Instructions for the task — Copy every line of the material below word for word.

Task material —
───

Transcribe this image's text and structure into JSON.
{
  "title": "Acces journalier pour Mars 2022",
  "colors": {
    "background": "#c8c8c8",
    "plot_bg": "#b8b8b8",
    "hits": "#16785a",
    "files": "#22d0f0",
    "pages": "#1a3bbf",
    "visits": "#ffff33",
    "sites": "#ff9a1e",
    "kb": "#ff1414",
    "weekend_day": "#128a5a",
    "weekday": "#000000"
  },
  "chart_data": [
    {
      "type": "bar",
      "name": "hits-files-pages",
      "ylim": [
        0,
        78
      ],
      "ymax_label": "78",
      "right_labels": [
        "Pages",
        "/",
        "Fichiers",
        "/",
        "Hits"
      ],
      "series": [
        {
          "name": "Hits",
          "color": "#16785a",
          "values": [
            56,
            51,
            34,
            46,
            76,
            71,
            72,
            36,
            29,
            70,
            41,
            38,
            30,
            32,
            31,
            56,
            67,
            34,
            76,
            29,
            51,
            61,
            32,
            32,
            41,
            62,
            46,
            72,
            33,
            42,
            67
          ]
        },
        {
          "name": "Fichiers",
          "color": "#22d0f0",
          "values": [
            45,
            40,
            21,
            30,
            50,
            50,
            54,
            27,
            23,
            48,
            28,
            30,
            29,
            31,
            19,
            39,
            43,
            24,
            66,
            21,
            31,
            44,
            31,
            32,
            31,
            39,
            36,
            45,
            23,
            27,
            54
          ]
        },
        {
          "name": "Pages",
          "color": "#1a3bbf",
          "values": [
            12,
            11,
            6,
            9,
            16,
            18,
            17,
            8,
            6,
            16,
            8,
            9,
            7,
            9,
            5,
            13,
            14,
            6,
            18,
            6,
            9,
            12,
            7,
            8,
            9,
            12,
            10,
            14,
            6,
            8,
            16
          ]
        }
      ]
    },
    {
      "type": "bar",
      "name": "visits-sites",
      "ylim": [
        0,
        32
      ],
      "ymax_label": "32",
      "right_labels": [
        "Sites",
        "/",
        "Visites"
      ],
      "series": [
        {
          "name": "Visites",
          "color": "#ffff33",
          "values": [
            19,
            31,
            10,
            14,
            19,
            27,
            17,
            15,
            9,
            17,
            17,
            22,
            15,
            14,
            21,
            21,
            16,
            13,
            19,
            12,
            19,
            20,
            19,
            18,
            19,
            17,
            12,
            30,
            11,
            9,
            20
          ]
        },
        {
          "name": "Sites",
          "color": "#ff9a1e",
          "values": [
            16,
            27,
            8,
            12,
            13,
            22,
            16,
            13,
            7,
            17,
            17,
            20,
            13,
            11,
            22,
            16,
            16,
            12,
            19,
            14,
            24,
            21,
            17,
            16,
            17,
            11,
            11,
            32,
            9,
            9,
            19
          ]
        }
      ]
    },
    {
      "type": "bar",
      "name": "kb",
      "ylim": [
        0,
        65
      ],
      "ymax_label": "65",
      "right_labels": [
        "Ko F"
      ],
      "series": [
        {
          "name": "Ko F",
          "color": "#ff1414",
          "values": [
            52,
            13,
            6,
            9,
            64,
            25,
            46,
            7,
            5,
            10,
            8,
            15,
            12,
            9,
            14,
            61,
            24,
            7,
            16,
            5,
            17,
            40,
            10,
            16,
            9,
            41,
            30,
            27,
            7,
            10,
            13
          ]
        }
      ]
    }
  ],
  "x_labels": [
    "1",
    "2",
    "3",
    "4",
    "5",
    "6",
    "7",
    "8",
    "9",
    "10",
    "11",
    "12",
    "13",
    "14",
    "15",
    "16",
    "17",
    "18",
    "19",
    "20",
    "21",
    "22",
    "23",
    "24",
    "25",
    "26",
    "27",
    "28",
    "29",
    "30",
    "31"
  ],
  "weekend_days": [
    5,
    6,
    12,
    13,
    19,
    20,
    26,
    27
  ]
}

───

Final answer —
Transcribe this image's text and structure into JSON.
{
  "title": "Acces journalier pour Mars 2022",
  "colors": {
    "background": "#c8c8c8",
    "plot_bg": "#b8b8b8",
    "hits": "#16785a",
    "files": "#22d0f0",
    "pages": "#1a3bbf",
    "visits": "#ffff33",
    "sites": "#ff9a1e",
    "kb": "#ff1414",
    "weekend_day": "#128a5a",
    "weekday": "#000000"
  },
  "chart_data": [
    {
      "type": "bar",
      "name": "hits-files-pages",
      "ylim": [
        0,
        78
      ],
      "ymax_label": "78",
      "right_labels": [
        "Pages",
        "/",
        "Fichiers",
        "/",
        "Hits"
      ],
      "series": [
        {
          "name": "Hits",
          "color": "#16785a",
          "values": [
            56,
            51,
            34,
            46,
            76,
            71,
            72,
            36,
            29,
            70,
            41,
            38,
            30,
            32,
            31,
            56,
            67,
            34,
            76,
            29,
            51,
            61,
            32,
            32,
            41,
            62,
            46,
            72,
            33,
            42,
            67
          ]
        },
        {
          "name": "Fichiers",
          "color": "#22d0f0",
          "values": [
            45,
            40,
            21,
            30,
            50,
            50,
            54,
            27,
            23,
            48,
            28,
            30,
            29,
            31,
            19,
            39,
            43,
            24,
            66,
            21,
            31,
            44,
            31,
            32,
            31,
            39,
            36,
            45,
            23,
            27,
            54
          ]
        },
        {
          "name": "Pages",
          "color": "#1a3bbf",
          "values": [
            12,
            11,
            6,
            9,
            16,
            18,
            17,
            8,
            6,
            16,
            8,
            9,
            7,
            9,
            5,
            13,
            14,
            6,
            18,
            6,
            9,
            12,
            7,
            8,
            9,
            12,
            10,
            14,
            6,
            8,
            16
          ]
        }
      ]
    },
    {
      "type": "bar",
      "name": "visits-sites",
      "ylim": [
        0,
        32
      ],
      "ymax_label": "32",
      "right_labels": [
        "Sites",
        "/",
        "Visites"
      ],
      "series": [
        {
          "name": "Visites",
          "color": "#ffff33",
          "values": [
            19,
            31,
            10,
            14,
            19,
            27,
            17,
            15,
            9,
            17,
            17,
            22,
            15,
            14,
            21,
            21,
            16,
            13,
            19,
            12,
            19,
            20,
            19,
            18,
            19,
            17,
            12,
            30,
            11,
            9,
            20
          ]
        },
        {
          "name": "Sites",
          "color": "#ff9a1e",
          "values": [
            16,
            27,
            8,
            12,
            13,
            22,
            16,
            13,
            7,
            17,
            17,
            20,
            13,
            11,
            22,
            16,
            16,
            12,
            19,
            14,
            24,
            21,
            17,
            16,
            17,
            11,
            11,
            32,
            9,
            9,
            19
          ]
        }
      ]
    },
    {
      "type": "bar",
      "name": "kb",
      "ylim": [
        0,
        65
      ],
      "ymax_label": "65",
      "right_labels": [
        "Ko F"
      ],
      "series": [
        {
          "name": "Ko F",
          "color": "#ff1414",
          "values": [
            52,
            13,
            6,
            9,
            64,
            25,
            46,
            7,
            5,
            10,
            8,
            15,
            12,
            9,
            14,
            61,
            24,
            7,
            16,
            5,
            17,
            40,
            10,
            16,
            9,
            41,
            30,
            27,
            7,
            10,
            13
          ]
        }
      ]
    }
  ],
  "x_labels": [
    "1",
    "2",
    "3",
    "4",
    "5",
    "6",
    "7",
    "8",
    "9",
    "10",
    "11",
    "12",
    "13",
    "14",
    "15",
    "16",
    "17",
    "18",
    "19",
    "20",
    "21",
    "22",
    "23",
    "24",
    "25",
    "26",
    "27",
    "28",
    "29",
    "30",
    "31"
  ],
  "weekend_days": [
    5,
    6,
    12,
    13,
    19,
    20,
    26,
    27
  ]
}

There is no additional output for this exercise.